** Input for this task **
====================

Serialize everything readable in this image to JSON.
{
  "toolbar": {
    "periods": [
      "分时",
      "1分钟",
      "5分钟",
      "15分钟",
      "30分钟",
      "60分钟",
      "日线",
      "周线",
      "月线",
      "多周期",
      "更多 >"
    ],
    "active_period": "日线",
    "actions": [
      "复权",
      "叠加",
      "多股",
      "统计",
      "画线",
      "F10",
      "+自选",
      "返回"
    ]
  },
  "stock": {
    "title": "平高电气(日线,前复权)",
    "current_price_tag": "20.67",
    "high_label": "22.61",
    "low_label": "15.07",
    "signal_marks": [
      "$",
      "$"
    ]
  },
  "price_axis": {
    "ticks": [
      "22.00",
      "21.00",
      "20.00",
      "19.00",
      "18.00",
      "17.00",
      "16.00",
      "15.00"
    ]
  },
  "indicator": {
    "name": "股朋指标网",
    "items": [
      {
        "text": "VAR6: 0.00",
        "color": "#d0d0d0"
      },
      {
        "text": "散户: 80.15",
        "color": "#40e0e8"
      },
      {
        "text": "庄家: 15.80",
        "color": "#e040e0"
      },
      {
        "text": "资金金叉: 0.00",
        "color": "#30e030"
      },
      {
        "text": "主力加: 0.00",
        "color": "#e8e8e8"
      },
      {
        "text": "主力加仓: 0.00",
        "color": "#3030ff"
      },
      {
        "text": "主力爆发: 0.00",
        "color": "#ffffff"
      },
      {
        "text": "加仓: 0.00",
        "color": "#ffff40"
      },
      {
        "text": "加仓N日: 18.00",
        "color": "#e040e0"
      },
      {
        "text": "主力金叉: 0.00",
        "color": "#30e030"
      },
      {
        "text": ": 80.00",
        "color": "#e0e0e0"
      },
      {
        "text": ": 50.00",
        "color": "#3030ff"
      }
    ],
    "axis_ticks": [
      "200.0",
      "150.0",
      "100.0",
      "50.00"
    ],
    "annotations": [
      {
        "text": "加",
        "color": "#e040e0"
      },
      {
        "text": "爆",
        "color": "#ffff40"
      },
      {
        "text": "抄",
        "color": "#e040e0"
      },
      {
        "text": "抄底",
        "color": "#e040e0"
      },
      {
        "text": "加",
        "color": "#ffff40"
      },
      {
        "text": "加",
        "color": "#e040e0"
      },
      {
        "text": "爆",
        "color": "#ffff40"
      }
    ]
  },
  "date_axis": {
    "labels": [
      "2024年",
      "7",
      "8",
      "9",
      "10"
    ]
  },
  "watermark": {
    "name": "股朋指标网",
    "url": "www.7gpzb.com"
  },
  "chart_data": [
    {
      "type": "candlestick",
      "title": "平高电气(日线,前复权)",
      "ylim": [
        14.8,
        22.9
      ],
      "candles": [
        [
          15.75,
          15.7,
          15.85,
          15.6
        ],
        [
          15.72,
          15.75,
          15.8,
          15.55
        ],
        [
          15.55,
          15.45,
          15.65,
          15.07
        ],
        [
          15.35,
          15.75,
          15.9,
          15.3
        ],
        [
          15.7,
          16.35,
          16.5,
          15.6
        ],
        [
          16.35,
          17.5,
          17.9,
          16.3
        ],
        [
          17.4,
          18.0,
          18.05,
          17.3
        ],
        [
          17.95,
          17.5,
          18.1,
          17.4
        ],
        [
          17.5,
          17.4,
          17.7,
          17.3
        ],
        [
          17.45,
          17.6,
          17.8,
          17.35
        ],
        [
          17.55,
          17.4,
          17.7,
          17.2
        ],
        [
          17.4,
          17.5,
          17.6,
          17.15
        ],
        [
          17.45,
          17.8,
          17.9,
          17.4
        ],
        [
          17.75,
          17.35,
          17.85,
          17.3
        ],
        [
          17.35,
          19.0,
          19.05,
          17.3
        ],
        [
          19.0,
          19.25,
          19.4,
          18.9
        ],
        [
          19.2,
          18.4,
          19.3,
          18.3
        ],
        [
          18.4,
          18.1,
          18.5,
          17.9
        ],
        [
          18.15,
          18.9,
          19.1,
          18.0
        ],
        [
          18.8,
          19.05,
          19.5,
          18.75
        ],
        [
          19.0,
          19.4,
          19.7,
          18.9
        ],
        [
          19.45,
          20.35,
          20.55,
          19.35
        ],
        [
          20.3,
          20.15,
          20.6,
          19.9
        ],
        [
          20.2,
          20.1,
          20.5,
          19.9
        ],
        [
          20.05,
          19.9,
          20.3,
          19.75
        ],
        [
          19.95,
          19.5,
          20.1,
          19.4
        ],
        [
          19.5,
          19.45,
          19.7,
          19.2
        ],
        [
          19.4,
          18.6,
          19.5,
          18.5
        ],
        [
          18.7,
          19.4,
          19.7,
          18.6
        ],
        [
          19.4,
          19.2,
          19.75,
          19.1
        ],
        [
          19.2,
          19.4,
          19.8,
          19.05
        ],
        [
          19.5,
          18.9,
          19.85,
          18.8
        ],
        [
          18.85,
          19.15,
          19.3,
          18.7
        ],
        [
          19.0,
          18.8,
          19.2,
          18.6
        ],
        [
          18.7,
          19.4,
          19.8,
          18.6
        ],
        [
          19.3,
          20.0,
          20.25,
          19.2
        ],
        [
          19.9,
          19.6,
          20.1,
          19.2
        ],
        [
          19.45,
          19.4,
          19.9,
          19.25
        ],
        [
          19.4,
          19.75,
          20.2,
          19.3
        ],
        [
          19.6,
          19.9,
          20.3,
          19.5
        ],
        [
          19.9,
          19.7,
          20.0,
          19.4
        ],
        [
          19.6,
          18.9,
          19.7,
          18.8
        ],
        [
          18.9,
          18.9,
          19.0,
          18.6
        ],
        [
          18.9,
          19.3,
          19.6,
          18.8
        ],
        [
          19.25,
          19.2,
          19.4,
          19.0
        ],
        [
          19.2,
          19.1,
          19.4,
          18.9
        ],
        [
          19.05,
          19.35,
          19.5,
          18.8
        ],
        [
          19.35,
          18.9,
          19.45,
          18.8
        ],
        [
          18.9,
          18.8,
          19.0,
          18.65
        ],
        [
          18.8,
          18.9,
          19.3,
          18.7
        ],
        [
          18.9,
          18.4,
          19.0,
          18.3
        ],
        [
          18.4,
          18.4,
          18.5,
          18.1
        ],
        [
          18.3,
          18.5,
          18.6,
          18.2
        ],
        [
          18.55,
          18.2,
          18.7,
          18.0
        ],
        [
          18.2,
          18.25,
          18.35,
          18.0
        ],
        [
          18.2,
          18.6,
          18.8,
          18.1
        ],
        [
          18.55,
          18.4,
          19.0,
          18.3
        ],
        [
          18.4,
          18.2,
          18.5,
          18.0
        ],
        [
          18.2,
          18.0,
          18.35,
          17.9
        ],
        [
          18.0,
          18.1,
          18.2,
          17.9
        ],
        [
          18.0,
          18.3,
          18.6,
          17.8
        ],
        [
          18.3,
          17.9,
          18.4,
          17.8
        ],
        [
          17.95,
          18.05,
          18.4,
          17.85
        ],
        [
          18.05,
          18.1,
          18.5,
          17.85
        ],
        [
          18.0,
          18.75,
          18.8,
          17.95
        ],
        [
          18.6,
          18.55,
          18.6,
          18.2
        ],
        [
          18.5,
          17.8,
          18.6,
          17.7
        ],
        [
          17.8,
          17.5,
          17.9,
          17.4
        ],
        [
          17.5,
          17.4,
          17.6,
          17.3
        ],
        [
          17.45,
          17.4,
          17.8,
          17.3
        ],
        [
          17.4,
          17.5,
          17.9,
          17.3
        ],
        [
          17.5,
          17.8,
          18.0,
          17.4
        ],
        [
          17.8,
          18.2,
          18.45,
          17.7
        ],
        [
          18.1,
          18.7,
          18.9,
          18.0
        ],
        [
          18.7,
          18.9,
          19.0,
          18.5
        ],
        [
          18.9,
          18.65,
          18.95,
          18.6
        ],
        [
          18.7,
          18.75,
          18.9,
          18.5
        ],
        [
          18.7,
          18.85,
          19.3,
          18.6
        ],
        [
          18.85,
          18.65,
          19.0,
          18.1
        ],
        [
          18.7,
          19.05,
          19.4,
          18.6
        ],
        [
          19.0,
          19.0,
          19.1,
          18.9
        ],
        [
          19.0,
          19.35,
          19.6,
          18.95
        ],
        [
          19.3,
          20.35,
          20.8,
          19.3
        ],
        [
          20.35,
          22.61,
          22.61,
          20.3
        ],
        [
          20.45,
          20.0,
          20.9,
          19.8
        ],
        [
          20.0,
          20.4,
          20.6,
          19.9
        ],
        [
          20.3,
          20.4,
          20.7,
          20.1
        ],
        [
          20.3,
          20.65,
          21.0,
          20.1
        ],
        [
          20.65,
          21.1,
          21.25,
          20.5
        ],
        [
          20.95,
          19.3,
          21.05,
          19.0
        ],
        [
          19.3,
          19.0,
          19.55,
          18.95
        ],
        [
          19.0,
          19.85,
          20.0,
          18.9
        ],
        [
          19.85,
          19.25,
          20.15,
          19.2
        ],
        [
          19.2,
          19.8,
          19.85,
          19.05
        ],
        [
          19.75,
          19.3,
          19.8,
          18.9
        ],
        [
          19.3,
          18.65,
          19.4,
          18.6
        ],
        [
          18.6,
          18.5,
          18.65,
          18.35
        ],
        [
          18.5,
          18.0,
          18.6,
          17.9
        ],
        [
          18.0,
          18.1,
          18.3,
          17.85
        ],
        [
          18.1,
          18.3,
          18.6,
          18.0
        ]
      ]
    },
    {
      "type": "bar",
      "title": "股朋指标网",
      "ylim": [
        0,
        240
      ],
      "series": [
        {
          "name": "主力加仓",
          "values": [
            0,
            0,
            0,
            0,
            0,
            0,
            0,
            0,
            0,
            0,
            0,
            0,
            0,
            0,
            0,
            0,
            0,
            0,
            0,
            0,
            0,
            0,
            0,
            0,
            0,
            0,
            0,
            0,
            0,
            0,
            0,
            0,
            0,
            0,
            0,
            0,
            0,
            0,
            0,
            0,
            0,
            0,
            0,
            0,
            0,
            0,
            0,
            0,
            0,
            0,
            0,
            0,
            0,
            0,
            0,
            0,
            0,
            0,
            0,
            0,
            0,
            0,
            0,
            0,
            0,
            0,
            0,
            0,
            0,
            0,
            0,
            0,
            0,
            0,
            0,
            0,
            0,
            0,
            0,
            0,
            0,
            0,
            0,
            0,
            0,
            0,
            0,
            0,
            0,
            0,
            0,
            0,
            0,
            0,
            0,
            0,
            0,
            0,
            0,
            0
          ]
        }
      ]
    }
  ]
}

====================

** Goal **
In the material above, find each line that contains the word "title", and select it.

** Response to the exercise **
    "title": "平高电气(日线,前复权)",
      "title": "平高电气(日线,前复权)",
      "title": "股朋指标网",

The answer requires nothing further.